WRITTEN TASK - Repeat each entry in full, exactly.

Records that describe figures
--------
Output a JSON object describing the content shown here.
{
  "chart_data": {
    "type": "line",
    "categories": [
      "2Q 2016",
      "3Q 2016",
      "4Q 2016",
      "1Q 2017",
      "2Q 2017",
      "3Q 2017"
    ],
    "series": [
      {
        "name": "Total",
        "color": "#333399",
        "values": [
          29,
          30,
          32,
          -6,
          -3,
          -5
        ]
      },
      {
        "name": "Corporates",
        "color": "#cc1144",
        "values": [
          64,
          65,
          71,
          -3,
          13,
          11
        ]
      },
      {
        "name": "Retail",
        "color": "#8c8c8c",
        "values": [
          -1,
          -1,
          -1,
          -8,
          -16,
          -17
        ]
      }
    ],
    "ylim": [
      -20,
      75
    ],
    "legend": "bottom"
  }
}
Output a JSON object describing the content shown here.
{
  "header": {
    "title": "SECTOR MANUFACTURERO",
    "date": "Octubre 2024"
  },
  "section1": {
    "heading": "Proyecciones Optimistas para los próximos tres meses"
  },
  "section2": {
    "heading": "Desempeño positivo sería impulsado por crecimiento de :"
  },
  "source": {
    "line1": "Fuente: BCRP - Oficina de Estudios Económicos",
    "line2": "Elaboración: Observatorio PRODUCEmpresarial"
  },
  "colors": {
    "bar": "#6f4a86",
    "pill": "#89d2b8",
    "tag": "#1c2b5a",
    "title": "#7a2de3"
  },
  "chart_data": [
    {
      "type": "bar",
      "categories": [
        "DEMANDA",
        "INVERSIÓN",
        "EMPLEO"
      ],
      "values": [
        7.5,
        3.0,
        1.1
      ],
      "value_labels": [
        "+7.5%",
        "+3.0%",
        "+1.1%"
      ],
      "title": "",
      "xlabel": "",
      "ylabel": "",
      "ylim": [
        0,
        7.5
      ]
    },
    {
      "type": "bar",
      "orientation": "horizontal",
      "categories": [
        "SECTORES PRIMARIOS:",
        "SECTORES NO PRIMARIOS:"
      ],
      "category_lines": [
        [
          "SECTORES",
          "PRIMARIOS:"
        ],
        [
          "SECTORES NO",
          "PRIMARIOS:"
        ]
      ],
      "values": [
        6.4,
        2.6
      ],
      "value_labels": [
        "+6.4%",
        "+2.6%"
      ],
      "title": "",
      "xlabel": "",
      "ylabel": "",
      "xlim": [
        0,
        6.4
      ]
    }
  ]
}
--------
THE OUTPUT -
Output a JSON object describing the content shown here.
{
  "chart_data": {
    "type": "line",
    "categories": [
      "2Q 2016",
      "3Q 2016",
      "4Q 2016",
      "1Q 2017",
      "2Q 2017",
      "3Q 2017"
    ],
    "series": [
      {
        "name": "Total",
        "color": "#333399",
        "values": [
          29,
          30,
          32,
          -6,
          -3,
          -5
        ]
      },
      {
        "name": "Corporates",
        "color": "#cc1144",
        "values": [
          64,
          65,
          71,
          -3,
          13,
          11
        ]
      },
      {
        "name": "Retail",
        "color": "#8c8c8c",
        "values": [
          -1,
          -1,
          -1,
          -8,
          -16,
          -17
        ]
      }
    ],
    "ylim": [
      -20,
      75
    ],
    "legend": "bottom"
  }
}
Output a JSON object describing the content shown here.
{
  "header": {
    "title": "SECTOR MANUFACTURERO",
    "date": "Octubre 2024"
  },
  "section1": {
    "heading": "Proyecciones Optimistas para los próximos tres meses"
  },
  "section2": {
    "heading": "Desempeño positivo sería impulsado por crecimiento de :"
  },
  "source": {
    "line1": "Fuente: BCRP - Oficina de Estudios Económicos",
    "line2": "Elaboración: Observatorio PRODUCEmpresarial"
  },
  "colors": {
    "bar": "#6f4a86",
    "pill": "#89d2b8",
    "tag": "#1c2b5a",
    "title": "#7a2de3"
  },
  "chart_data": [
    {
      "type": "bar",
      "categories": [
        "DEMANDA",
        "INVERSIÓN",
        "EMPLEO"
      ],
      "values": [
        7.5,
        3.0,
        1.1
      ],
      "value_labels": [
        "+7.5%",
        "+3.0%",
        "+1.1%"
      ],
      "title": "",
      "xlabel": "",
      "ylabel": "",
      "ylim": [
        0,
        7.5
      ]
    },
    {
      "type": "bar",
      "orientation": "horizontal",
      "categories": [
        "SECTORES PRIMARIOS:",
        "SECTORES NO PRIMARIOS:"
      ],
      "category_lines": [
        [
          "SECTORES",
          "PRIMARIOS:"
        ],
        [
          "SECTORES NO",
          "PRIMARIOS:"
        ]
      ],
      "values": [
        6.4,
        2.6
      ],
      "value_labels": [
        "+6.4%",
        "+2.6%"
      ],
      "title": "",
      "xlabel": "",
      "ylabel": "",
      "xlim": [
        0,
        6.4
      ]
    }
  ]
}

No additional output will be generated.